◆ **WHAT YOU SHOULD DO**: Below is the data. Give it again, complete and exact.

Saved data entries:
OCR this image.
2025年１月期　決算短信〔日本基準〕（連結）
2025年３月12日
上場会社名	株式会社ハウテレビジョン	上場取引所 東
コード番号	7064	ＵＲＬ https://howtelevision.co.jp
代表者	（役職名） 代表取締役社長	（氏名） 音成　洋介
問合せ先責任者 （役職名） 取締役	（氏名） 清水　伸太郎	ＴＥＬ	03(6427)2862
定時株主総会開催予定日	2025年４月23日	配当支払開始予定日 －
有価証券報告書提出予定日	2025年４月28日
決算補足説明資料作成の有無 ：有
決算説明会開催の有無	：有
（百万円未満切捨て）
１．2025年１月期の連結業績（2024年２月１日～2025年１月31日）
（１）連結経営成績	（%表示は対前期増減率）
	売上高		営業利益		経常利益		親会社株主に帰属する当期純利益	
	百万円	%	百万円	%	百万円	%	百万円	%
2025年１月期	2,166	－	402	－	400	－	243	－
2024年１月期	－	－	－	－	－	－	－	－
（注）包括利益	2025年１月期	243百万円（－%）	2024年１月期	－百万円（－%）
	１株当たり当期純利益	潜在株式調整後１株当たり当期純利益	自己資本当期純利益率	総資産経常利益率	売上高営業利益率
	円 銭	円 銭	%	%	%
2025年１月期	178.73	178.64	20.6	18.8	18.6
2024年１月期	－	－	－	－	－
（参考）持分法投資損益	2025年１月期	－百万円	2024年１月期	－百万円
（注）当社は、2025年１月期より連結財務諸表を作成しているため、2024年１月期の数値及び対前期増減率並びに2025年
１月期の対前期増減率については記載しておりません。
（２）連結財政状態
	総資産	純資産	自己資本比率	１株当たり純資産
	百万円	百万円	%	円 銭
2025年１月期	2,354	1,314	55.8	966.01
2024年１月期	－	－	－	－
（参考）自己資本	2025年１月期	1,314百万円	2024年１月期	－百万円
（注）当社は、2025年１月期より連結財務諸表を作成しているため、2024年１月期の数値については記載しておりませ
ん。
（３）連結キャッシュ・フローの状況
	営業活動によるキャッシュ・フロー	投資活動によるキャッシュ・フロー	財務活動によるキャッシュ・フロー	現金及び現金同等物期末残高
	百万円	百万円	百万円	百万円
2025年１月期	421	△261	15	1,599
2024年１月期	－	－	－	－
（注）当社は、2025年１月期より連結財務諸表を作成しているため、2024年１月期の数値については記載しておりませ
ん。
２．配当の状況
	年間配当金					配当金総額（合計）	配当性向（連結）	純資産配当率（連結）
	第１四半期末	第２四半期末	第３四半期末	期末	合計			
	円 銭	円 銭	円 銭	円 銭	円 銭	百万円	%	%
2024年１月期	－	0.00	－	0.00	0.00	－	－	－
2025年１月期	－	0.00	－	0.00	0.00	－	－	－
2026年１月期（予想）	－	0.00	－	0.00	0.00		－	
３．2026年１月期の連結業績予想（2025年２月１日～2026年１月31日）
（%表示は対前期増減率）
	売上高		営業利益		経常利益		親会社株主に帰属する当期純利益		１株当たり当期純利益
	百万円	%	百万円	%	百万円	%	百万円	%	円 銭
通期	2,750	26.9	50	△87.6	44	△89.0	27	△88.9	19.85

◆ **EXERCISE RESULT**:
OCR this image.
2025年１月期　決算短信〔日本基準〕（連結）
2025年３月12日
上場会社名	株式会社ハウテレビジョン	上場取引所 東
コード番号	7064	ＵＲＬ https://howtelevision.co.jp
代表者	（役職名） 代表取締役社長	（氏名） 音成　洋介
問合せ先責任者 （役職名） 取締役	（氏名） 清水　伸太郎	ＴＥＬ	03(6427)2862
定時株主総会開催予定日	2025年４月23日	配当支払開始予定日 －
有価証券報告書提出予定日	2025年４月28日
決算補足説明資料作成の有無 ：有
決算説明会開催の有無	：有
（百万円未満切捨て）
１．2025年１月期の連結業績（2024年２月１日～2025年１月31日）
（１）連結経営成績	（%表示は対前期増減率）
	売上高		営業利益		経常利益		親会社株主に帰属する当期純利益	
	百万円	%	百万円	%	百万円	%	百万円	%
2025年１月期	2,166	－	402	－	400	－	243	－
2024年１月期	－	－	－	－	－	－	－	－
（注）包括利益	2025年１月期	243百万円（－%）	2024年１月期	－百万円（－%）
	１株当たり当期純利益	潜在株式調整後１株当たり当期純利益	自己資本当期純利益率	総資産経常利益率	売上高営業利益率
	円 銭	円 銭	%	%	%
2025年１月期	178.73	178.64	20.6	18.8	18.6
2024年１月期	－	－	－	－	－
（参考）持分法投資損益	2025年１月期	－百万円	2024年１月期	－百万円
（注）当社は、2025年１月期より連結財務諸表を作成しているため、2024年１月期の数値及び対前期増減率並びに2025年
１月期の対前期増減率については記載しておりません。
（２）連結財政状態
	総資産	純資産	自己資本比率	１株当たり純資産
	百万円	百万円	%	円 銭
2025年１月期	2,354	1,314	55.8	966.01
2024年１月期	－	－	－	－
（参考）自己資本	2025年１月期	1,314百万円	2024年１月期	－百万円
（注）当社は、2025年１月期より連結財務諸表を作成しているため、2024年１月期の数値については記載しておりませ
ん。
（３）連結キャッシュ・フローの状況
	営業活動によるキャッシュ・フロー	投資活動によるキャッシュ・フロー	財務活動によるキャッシュ・フロー	現金及び現金同等物期末残高
	百万円	百万円	百万円	百万円
2025年１月期	421	△261	15	1,599
2024年１月期	－	－	－	－
（注）当社は、2025年１月期より連結財務諸表を作成しているため、2024年１月期の数値については記載しておりませ
ん。
２．配当の状況
	年間配当金					配当金総額（合計）	配当性向（連結）	純資産配当率（連結）
	第１四半期末	第２四半期末	第３四半期末	期末	合計			
	円 銭	円 銭	円 銭	円 銭	円 銭	百万円	%	%
2024年１月期	－	0.00	－	0.00	0.00	－	－	－
2025年１月期	－	0.00	－	0.00	0.00	－	－	－
2026年１月期（予想）	－	0.00	－	0.00	0.00		－	
３．2026年１月期の連結業績予想（2025年２月１日～2026年１月31日）
（%表示は対前期増減率）
	売上高		営業利益		経常利益		親会社株主に帰属する当期純利益		１株当たり当期純利益
	百万円	%	百万円	%	百万円	%	百万円	%	円 銭
通期	2,750	26.9	50	△87.6	44	△89.0	27	△88.9	19.85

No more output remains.